WHAT IS NEEDED:
Scan the entries below. List each line with "Schriver".

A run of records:
= = = = = = =
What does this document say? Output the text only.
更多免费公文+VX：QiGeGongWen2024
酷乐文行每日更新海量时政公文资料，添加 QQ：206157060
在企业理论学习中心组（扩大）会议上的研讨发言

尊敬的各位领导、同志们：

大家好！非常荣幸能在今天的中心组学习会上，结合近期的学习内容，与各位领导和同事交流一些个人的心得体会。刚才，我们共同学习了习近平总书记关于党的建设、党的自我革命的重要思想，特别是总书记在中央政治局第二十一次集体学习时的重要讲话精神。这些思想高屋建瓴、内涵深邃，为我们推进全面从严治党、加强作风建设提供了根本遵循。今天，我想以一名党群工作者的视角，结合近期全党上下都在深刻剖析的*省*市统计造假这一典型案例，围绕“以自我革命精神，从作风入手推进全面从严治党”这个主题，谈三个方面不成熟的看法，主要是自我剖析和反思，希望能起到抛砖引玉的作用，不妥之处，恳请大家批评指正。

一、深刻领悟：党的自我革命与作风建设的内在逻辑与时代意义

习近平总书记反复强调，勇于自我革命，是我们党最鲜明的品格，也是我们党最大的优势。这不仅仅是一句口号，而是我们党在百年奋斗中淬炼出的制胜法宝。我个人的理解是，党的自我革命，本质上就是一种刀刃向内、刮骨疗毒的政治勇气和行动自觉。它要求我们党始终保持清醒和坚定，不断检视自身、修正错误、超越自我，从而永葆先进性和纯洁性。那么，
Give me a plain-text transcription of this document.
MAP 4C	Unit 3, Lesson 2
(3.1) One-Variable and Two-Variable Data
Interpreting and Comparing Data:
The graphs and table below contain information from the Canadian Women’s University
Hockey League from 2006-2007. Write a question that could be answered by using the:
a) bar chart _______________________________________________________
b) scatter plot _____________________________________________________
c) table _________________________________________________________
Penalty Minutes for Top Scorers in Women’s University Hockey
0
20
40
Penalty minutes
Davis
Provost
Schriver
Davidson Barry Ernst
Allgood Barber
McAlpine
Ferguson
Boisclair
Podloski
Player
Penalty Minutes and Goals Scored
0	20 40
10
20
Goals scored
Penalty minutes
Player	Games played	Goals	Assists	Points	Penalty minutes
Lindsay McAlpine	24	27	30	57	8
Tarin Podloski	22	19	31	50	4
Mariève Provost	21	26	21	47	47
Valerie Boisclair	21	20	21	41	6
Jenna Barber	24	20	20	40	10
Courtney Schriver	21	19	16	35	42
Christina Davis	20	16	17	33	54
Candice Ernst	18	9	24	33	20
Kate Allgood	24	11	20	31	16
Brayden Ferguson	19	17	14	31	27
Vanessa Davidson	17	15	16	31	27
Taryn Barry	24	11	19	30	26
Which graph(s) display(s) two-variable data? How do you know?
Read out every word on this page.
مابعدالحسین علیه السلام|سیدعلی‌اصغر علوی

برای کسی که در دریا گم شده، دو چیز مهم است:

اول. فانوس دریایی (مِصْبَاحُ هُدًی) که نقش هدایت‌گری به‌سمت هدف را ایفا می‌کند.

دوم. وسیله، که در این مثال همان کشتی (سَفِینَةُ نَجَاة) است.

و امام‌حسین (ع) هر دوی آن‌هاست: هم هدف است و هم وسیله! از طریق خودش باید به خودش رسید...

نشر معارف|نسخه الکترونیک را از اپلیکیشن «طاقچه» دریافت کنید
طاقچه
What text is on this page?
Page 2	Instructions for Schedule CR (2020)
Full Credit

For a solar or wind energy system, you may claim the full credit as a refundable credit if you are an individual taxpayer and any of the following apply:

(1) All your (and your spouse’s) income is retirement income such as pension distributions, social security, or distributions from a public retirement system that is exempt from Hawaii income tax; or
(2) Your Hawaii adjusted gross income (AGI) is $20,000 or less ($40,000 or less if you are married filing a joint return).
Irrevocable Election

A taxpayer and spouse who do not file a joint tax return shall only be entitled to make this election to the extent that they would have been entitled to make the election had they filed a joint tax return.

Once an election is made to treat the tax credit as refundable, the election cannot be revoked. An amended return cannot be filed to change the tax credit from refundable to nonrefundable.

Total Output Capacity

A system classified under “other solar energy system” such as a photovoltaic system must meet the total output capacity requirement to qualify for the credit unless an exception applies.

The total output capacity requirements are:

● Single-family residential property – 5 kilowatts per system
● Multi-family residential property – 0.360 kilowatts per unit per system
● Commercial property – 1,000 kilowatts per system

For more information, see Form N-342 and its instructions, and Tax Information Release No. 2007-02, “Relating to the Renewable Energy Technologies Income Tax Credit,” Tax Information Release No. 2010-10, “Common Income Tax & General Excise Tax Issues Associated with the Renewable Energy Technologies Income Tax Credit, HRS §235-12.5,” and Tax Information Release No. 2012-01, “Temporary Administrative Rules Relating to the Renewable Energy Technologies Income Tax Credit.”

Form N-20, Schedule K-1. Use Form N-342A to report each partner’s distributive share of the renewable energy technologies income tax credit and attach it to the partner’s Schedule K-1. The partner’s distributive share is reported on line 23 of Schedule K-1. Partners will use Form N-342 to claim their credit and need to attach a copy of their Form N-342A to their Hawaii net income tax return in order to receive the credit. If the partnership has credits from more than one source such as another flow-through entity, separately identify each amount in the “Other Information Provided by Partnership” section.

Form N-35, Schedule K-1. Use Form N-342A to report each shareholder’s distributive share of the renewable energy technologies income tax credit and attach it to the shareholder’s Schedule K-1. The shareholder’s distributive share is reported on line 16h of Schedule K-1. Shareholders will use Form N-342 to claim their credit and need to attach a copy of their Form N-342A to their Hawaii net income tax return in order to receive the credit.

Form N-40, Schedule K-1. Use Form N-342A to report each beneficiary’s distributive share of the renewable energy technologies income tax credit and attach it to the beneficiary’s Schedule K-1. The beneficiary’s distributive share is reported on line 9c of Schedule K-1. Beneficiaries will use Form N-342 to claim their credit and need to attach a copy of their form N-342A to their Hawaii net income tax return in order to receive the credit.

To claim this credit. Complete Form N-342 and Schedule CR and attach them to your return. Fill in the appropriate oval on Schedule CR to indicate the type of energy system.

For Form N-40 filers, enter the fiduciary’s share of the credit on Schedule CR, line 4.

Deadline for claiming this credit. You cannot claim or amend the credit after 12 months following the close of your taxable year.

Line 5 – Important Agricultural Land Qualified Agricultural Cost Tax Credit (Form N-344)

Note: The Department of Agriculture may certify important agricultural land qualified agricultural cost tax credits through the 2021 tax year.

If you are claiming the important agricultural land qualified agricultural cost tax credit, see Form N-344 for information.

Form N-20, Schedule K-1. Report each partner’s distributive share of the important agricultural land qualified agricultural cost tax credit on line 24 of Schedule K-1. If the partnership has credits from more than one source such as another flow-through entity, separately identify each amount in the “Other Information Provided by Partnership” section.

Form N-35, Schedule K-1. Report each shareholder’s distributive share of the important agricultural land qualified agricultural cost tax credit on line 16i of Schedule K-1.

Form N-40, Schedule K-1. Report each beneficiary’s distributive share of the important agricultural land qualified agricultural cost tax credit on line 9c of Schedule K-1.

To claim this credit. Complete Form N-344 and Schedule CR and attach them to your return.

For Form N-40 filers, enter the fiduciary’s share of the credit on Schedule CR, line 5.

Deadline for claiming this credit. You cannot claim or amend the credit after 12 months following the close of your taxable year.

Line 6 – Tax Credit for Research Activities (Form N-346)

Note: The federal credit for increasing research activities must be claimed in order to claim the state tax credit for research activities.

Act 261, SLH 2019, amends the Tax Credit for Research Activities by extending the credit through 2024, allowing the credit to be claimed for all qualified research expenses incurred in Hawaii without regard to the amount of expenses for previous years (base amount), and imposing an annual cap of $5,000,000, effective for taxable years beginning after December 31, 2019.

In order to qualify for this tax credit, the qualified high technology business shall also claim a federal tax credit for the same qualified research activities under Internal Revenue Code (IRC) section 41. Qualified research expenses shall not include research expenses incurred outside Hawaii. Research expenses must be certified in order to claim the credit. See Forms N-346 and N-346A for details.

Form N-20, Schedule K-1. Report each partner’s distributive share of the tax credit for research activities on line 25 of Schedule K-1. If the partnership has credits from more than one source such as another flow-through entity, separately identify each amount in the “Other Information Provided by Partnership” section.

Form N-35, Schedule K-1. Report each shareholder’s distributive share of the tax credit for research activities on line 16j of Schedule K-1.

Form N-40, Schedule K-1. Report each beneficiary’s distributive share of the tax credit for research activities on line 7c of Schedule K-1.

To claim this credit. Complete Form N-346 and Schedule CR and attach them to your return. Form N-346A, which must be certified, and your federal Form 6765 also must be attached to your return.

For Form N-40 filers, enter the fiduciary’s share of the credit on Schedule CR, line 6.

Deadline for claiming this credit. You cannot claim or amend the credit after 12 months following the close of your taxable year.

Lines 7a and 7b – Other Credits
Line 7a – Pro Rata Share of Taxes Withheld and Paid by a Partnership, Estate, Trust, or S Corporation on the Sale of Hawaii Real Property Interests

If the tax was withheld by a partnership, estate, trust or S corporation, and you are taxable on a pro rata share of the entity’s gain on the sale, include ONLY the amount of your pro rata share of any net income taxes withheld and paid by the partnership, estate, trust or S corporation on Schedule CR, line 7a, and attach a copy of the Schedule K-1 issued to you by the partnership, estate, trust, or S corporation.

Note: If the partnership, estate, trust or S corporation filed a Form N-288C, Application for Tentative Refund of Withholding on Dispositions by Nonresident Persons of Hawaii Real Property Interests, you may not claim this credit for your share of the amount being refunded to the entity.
= = = = = = =
THE ANSWER:
Schriver
Courtney Schriver	21	19	16	35	42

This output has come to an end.